══ STORED DATA
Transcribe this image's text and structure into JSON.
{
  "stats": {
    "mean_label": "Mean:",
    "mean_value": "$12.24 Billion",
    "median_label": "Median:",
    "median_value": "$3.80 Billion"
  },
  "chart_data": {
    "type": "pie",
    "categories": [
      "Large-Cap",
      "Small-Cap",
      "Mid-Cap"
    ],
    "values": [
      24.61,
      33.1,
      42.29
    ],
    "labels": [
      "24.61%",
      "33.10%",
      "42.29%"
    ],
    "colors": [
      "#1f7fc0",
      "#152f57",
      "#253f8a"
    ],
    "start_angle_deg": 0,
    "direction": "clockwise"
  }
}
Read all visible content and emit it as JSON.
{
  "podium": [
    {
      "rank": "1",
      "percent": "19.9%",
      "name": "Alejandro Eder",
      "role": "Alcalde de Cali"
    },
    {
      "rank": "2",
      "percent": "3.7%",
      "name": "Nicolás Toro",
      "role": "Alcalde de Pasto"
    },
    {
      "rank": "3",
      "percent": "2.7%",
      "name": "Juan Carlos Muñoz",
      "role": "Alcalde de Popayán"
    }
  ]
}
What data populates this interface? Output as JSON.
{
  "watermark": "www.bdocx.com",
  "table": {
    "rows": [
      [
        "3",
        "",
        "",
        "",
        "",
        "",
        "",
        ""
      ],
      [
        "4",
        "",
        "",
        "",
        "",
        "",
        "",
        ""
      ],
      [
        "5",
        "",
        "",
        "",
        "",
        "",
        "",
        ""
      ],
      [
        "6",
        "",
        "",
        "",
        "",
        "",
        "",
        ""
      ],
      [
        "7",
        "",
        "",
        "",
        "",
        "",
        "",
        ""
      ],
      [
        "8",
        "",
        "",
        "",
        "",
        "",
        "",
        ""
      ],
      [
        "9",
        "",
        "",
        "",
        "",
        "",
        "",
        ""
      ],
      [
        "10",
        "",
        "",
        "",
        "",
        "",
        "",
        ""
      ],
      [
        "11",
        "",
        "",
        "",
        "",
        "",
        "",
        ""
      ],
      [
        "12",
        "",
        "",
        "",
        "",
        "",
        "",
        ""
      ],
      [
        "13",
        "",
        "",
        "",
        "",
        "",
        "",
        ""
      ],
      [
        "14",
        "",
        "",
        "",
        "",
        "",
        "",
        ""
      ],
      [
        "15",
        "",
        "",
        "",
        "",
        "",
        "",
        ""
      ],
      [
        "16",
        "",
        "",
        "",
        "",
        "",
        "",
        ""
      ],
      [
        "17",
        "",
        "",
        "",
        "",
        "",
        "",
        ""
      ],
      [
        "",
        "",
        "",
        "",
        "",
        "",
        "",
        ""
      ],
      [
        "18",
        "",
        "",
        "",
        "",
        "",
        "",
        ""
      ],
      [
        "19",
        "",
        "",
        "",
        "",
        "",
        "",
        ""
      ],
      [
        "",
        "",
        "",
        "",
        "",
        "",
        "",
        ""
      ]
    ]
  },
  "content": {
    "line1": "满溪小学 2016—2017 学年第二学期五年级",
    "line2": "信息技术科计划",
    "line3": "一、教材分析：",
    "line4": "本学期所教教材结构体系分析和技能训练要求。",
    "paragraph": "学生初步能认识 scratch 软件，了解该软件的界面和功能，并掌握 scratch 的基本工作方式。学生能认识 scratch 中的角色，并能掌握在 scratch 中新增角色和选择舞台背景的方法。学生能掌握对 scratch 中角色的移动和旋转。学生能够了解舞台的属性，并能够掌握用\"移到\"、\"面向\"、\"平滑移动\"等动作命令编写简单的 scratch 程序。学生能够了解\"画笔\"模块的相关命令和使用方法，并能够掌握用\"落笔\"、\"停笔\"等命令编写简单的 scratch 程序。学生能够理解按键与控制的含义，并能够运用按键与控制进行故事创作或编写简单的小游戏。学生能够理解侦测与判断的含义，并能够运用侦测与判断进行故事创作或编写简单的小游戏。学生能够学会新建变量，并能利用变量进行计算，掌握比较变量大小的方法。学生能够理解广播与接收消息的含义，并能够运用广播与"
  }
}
════
> **SHORT PROBLEM**
Spot every line that holds "this" and copy it.

> **TASK OUTPUT**
Transcribe this image's text and structure into JSON.
What data populates this interface? Output as JSON.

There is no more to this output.